— START OF Stored records —

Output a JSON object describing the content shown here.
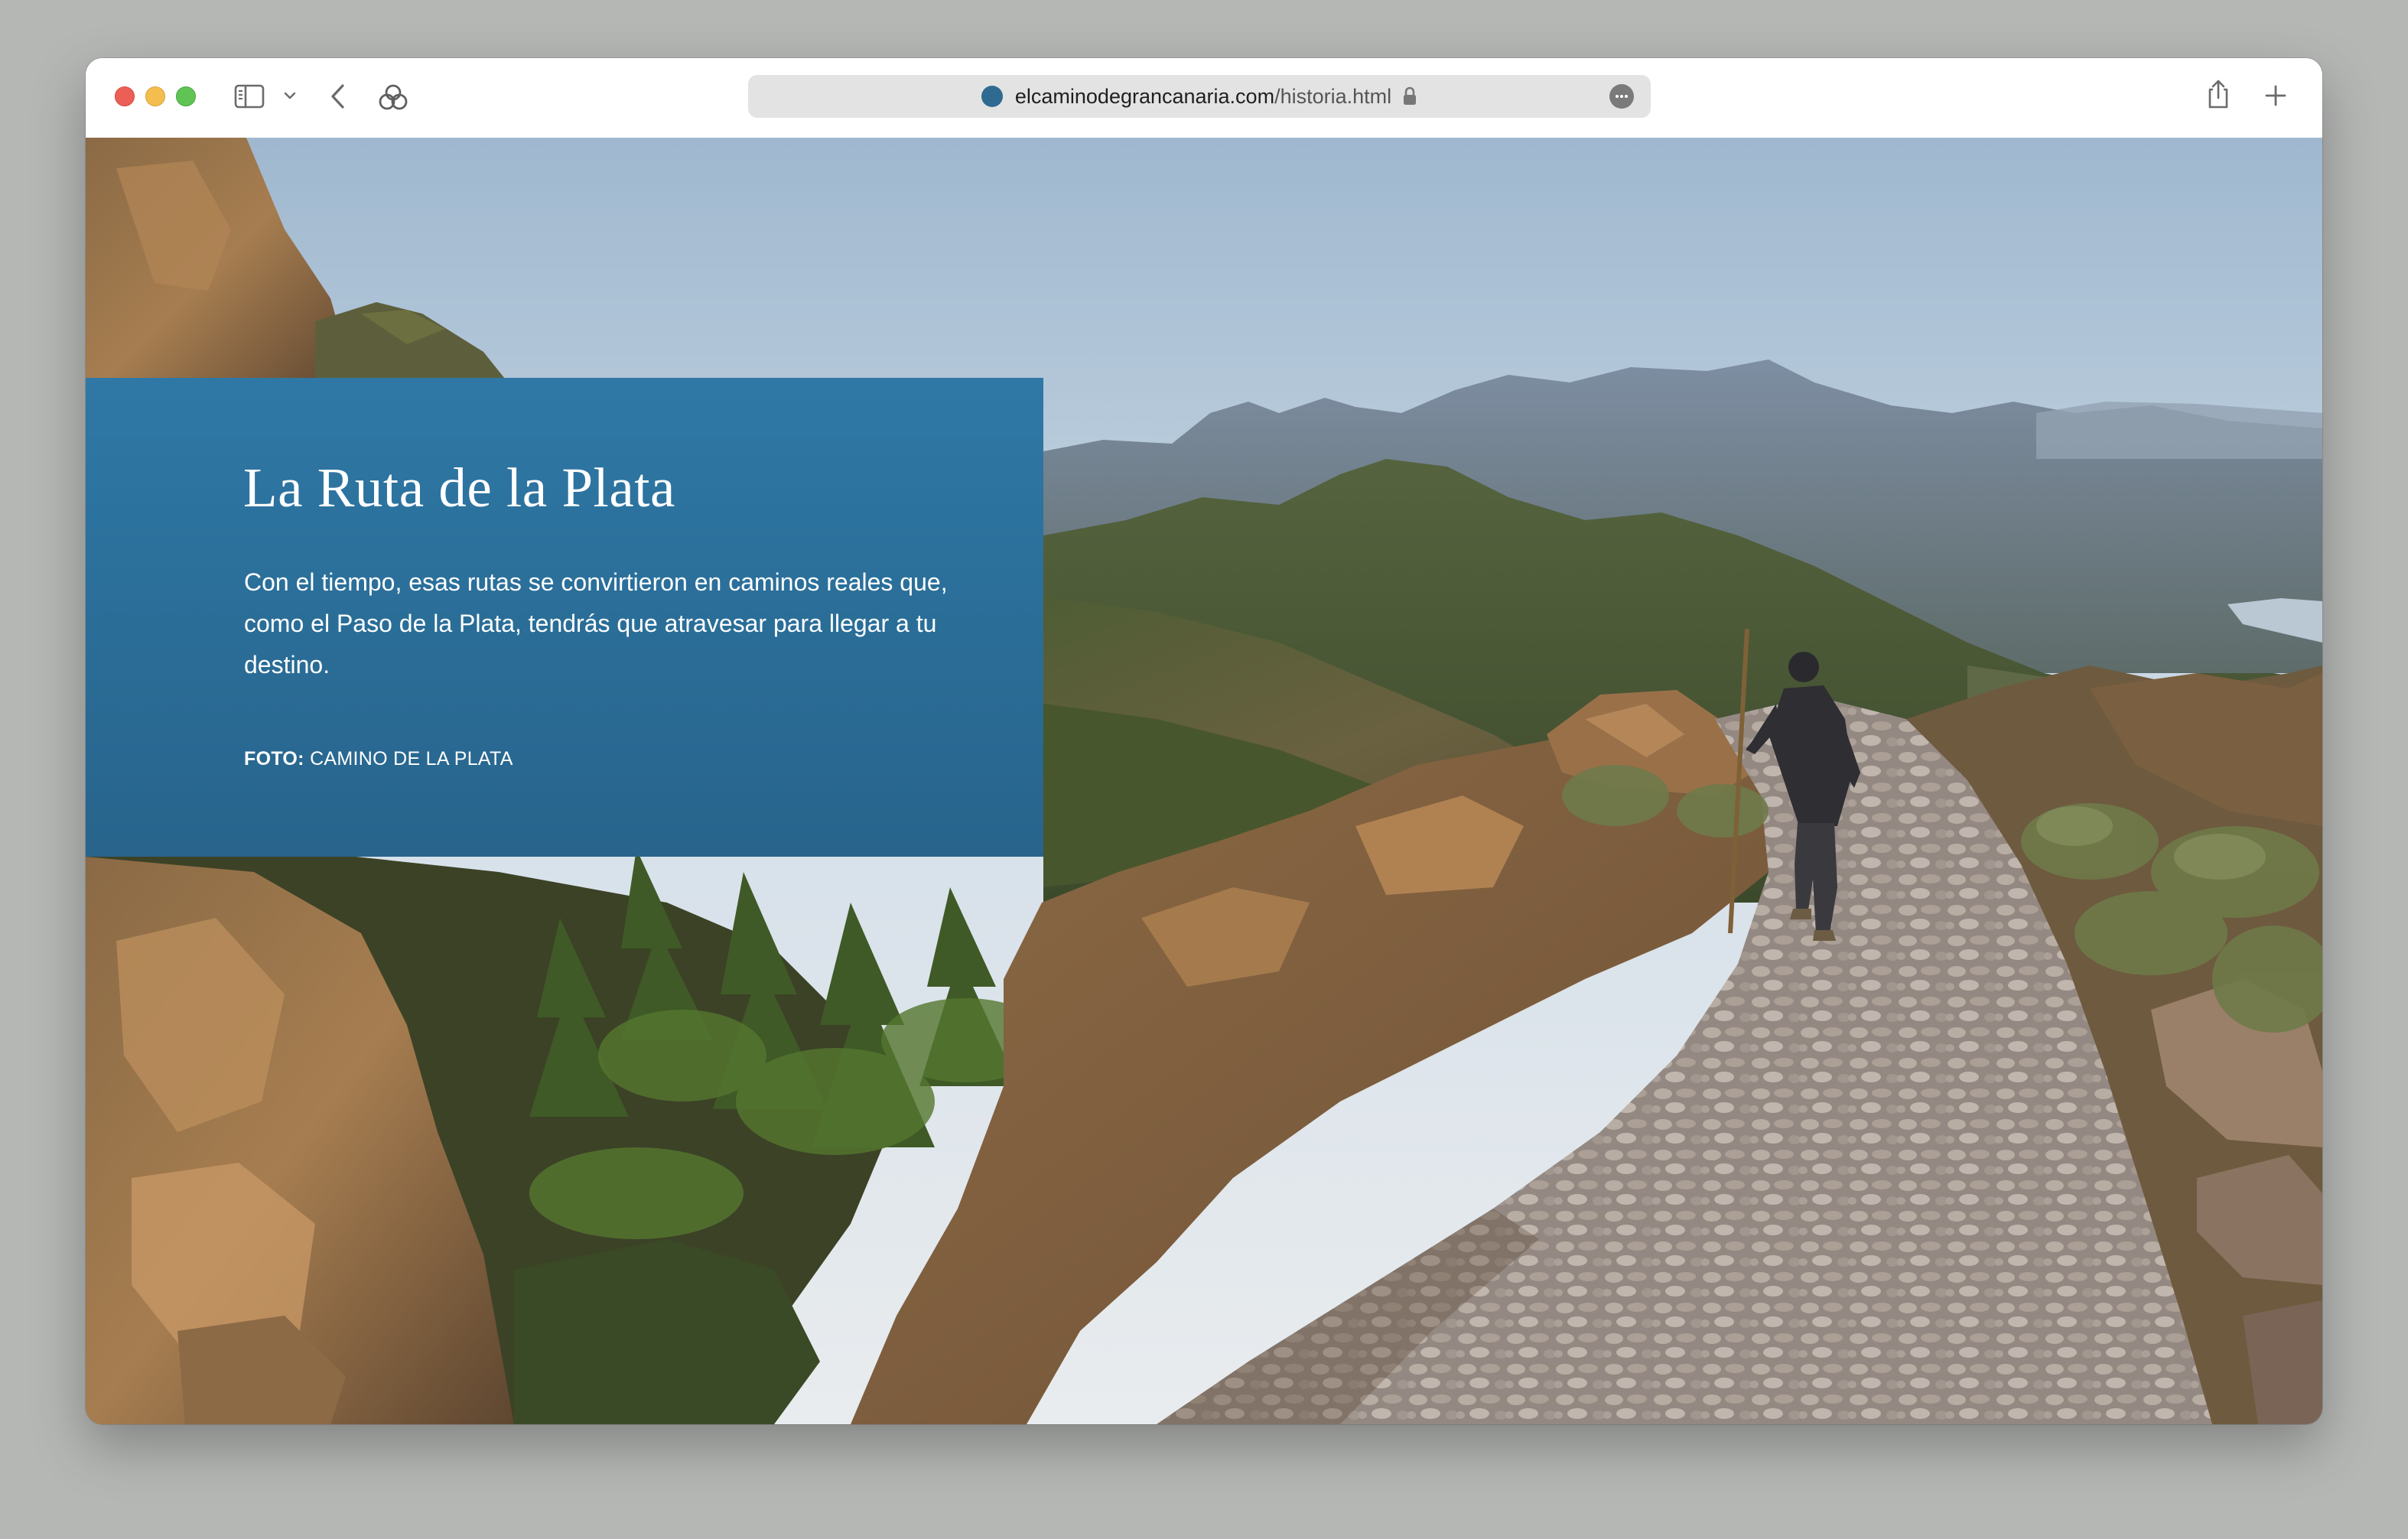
{
  "browser": {
    "url_domain": "elcaminodegrancanaria.com",
    "url_path": "/historia.html",
    "icons": [
      "sidebar-icon",
      "chevron-down-icon",
      "back-icon",
      "tab-group-icon",
      "lock-icon",
      "more-icon",
      "share-icon",
      "new-tab-icon"
    ]
  },
  "hero": {
    "title": "La Ruta de la Plata",
    "description": "Con el tiempo, esas rutas se convirtieron en caminos reales que, como el Paso de la Plata, tendrás que atravesar para llegar a tu destino.",
    "credit_label": "FOTO:",
    "credit_value": "CAMINO DE LA PLATA",
    "panel_color": "#2b6f9a"
  }
}
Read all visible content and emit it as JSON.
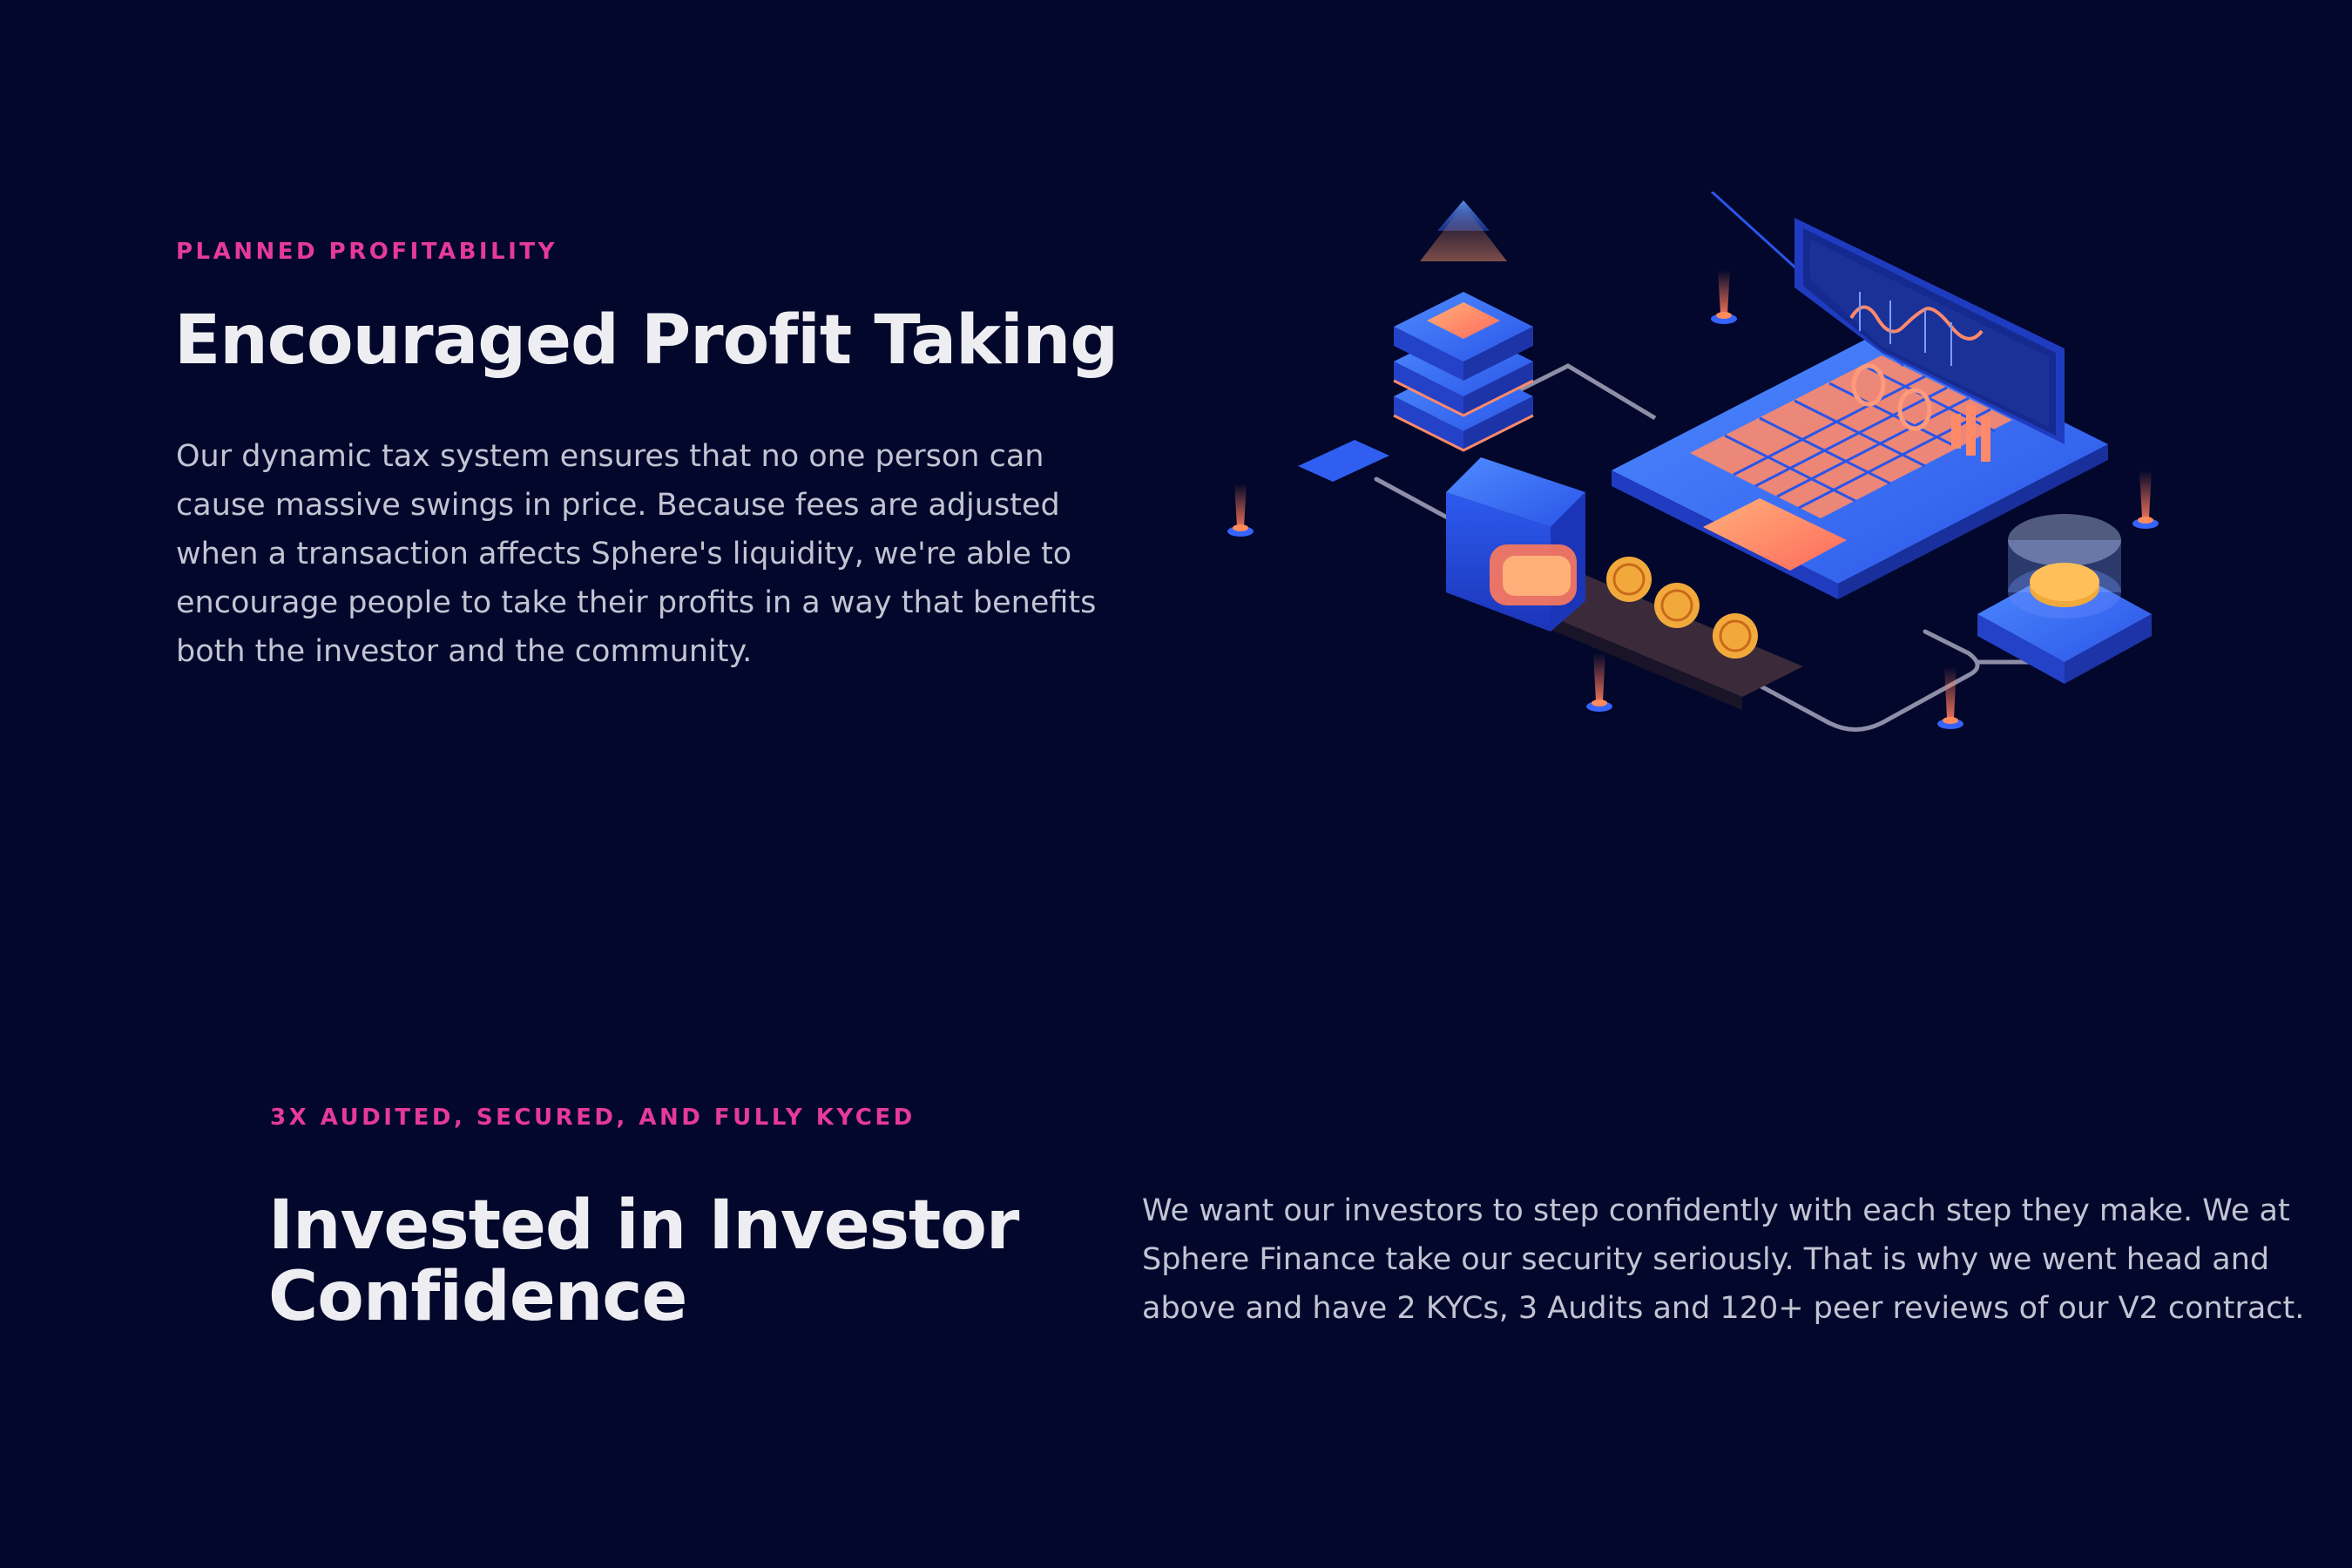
{
  "section_profit": {
    "eyebrow": "PLANNED PROFITABILITY",
    "title": "Encouraged Profit Taking",
    "body": "Our dynamic tax system ensures that no one person can cause massive swings in price. Because fees are adjusted when a transaction affects Sphere's liquidity, we're able to encourage people to take their profits in a way that benefits both the investor and the community."
  },
  "section_confidence": {
    "eyebrow": "3X AUDITED, SECURED, AND FULLY KYCED",
    "title": "Invested in Investor Confidence",
    "body": "We want our investors to step confidently with each step they make. We at Sphere Finance take our security seriously. That is why we went head and above and have 2 KYCs, 3 Audits and 120+ peer reviews of our V2 contract."
  },
  "illustration": {
    "icon": "isometric-crypto-laptop-illustration",
    "colors": {
      "background": "#02072b",
      "accent_pink": "#e5399d",
      "blue": "#2f6bff",
      "orange": "#ff8a5c",
      "coin": "#f2a93b"
    }
  }
}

— END OF Stored records —

Set exercise ▸ All records must be output exactly as they are, except for the pictures, which are left out.

Task response ▸
Output a JSON object describing the content shown here.
{
  "browser": {
    "url_domain": "elcaminodegrancanaria.com",
    "url_path": "/historia.html",
    "icons": [
      "sidebar-icon",
      "chevron-down-icon",
      "back-icon",
      "tab-group-icon",
      "lock-icon",
      "more-icon",
      "share-icon",
      "new-tab-icon"
    ]
  },
  "hero": {
    "title": "La Ruta de la Plata",
    "description": "Con el tiempo, esas rutas se convirtieron en caminos reales que, como el Paso de la Plata, tendrás que atravesar para llegar a tu destino.",
    "credit_label": "FOTO:",
    "credit_value": "CAMINO DE LA PLATA",
    "panel_color": "#2b6f9a"
  }
}
Read all visible content and emit it as JSON.
{
  "section_profit": {
    "eyebrow": "PLANNED PROFITABILITY",
    "title": "Encouraged Profit Taking",
    "body": "Our dynamic tax system ensures that no one person can cause massive swings in price. Because fees are adjusted when a transaction affects Sphere's liquidity, we're able to encourage people to take their profits in a way that benefits both the investor and the community."
  },
  "section_confidence": {
    "eyebrow": "3X AUDITED, SECURED, AND FULLY KYCED",
    "title": "Invested in Investor Confidence",
    "body": "We want our investors to step confidently with each step they make. We at Sphere Finance take our security seriously. That is why we went head and above and have 2 KYCs, 3 Audits and 120+ peer reviews of our V2 contract."
  },
  "illustration": {
    "icon": "isometric-crypto-laptop-illustration",
    "colors": {
      "background": "#02072b",
      "accent_pink": "#e5399d",
      "blue": "#2f6bff",
      "orange": "#ff8a5c",
      "coin": "#f2a93b"
    }
  }
}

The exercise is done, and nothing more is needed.